What follows are records. Restate all of them word for word.

▼

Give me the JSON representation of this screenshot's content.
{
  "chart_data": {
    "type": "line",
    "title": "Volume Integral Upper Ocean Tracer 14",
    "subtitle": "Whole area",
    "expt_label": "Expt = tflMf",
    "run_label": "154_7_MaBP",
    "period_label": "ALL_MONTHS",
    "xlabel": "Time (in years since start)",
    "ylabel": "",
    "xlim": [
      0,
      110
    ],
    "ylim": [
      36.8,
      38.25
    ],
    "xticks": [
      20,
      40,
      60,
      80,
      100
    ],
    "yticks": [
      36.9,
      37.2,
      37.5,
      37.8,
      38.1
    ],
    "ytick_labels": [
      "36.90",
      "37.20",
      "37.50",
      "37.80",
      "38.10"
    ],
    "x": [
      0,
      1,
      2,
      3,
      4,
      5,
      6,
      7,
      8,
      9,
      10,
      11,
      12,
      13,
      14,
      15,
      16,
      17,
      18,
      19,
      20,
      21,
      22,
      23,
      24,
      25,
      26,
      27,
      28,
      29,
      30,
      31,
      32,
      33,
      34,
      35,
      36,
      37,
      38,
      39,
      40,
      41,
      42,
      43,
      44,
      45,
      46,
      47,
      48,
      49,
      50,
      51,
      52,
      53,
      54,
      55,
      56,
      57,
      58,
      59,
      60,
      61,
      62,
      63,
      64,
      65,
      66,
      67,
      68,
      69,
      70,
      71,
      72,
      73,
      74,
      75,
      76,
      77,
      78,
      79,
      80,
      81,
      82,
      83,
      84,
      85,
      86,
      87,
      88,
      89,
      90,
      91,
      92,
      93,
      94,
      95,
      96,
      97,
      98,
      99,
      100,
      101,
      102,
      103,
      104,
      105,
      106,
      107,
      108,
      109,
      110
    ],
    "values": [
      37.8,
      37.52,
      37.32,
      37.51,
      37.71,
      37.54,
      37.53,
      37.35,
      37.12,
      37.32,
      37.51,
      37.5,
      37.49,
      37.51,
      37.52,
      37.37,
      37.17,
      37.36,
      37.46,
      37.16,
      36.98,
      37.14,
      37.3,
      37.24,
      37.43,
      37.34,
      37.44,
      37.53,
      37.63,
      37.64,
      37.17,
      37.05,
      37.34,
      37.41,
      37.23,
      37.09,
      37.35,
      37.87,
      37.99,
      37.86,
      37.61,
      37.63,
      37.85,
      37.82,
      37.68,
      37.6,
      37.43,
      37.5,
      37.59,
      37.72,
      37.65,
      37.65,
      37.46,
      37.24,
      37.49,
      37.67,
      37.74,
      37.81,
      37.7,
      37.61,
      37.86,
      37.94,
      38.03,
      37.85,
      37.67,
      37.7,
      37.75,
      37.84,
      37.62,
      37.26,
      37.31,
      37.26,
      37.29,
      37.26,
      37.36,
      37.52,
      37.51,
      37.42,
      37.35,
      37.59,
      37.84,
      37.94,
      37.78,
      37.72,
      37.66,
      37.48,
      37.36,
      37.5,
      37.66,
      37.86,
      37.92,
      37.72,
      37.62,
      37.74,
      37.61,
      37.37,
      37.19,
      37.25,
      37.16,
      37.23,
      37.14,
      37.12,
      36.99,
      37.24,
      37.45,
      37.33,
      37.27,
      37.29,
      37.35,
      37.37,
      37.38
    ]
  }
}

▲

### EXERCISE OUTPUT
Give me the JSON representation of this screenshot's content.
{
  "chart_data": {
    "type": "line",
    "title": "Volume Integral Upper Ocean Tracer 14",
    "subtitle": "Whole area",
    "expt_label": "Expt = tflMf",
    "run_label": "154_7_MaBP",
    "period_label": "ALL_MONTHS",
    "xlabel": "Time (in years since start)",
    "ylabel": "",
    "xlim": [
      0,
      110
    ],
    "ylim": [
      36.8,
      38.25
    ],
    "xticks": [
      20,
      40,
      60,
      80,
      100
    ],
    "yticks": [
      36.9,
      37.2,
      37.5,
      37.8,
      38.1
    ],
    "ytick_labels": [
      "36.90",
      "37.20",
      "37.50",
      "37.80",
      "38.10"
    ],
    "x": [
      0,
      1,
      2,
      3,
      4,
      5,
      6,
      7,
      8,
      9,
      10,
      11,
      12,
      13,
      14,
      15,
      16,
      17,
      18,
      19,
      20,
      21,
      22,
      23,
      24,
      25,
      26,
      27,
      28,
      29,
      30,
      31,
      32,
      33,
      34,
      35,
      36,
      37,
      38,
      39,
      40,
      41,
      42,
      43,
      44,
      45,
      46,
      47,
      48,
      49,
      50,
      51,
      52,
      53,
      54,
      55,
      56,
      57,
      58,
      59,
      60,
      61,
      62,
      63,
      64,
      65,
      66,
      67,
      68,
      69,
      70,
      71,
      72,
      73,
      74,
      75,
      76,
      77,
      78,
      79,
      80,
      81,
      82,
      83,
      84,
      85,
      86,
      87,
      88,
      89,
      90,
      91,
      92,
      93,
      94,
      95,
      96,
      97,
      98,
      99,
      100,
      101,
      102,
      103,
      104,
      105,
      106,
      107,
      108,
      109,
      110
    ],
    "values": [
      37.8,
      37.52,
      37.32,
      37.51,
      37.71,
      37.54,
      37.53,
      37.35,
      37.12,
      37.32,
      37.51,
      37.5,
      37.49,
      37.51,
      37.52,
      37.37,
      37.17,
      37.36,
      37.46,
      37.16,
      36.98,
      37.14,
      37.3,
      37.24,
      37.43,
      37.34,
      37.44,
      37.53,
      37.63,
      37.64,
      37.17,
      37.05,
      37.34,
      37.41,
      37.23,
      37.09,
      37.35,
      37.87,
      37.99,
      37.86,
      37.61,
      37.63,
      37.85,
      37.82,
      37.68,
      37.6,
      37.43,
      37.5,
      37.59,
      37.72,
      37.65,
      37.65,
      37.46,
      37.24,
      37.49,
      37.67,
      37.74,
      37.81,
      37.7,
      37.61,
      37.86,
      37.94,
      38.03,
      37.85,
      37.67,
      37.7,
      37.75,
      37.84,
      37.62,
      37.26,
      37.31,
      37.26,
      37.29,
      37.26,
      37.36,
      37.52,
      37.51,
      37.42,
      37.35,
      37.59,
      37.84,
      37.94,
      37.78,
      37.72,
      37.66,
      37.48,
      37.36,
      37.5,
      37.66,
      37.86,
      37.92,
      37.72,
      37.62,
      37.74,
      37.61,
      37.37,
      37.19,
      37.25,
      37.16,
      37.23,
      37.14,
      37.12,
      36.99,
      37.24,
      37.45,
      37.33,
      37.27,
      37.29,
      37.35,
      37.37,
      37.38
    ]
  }
}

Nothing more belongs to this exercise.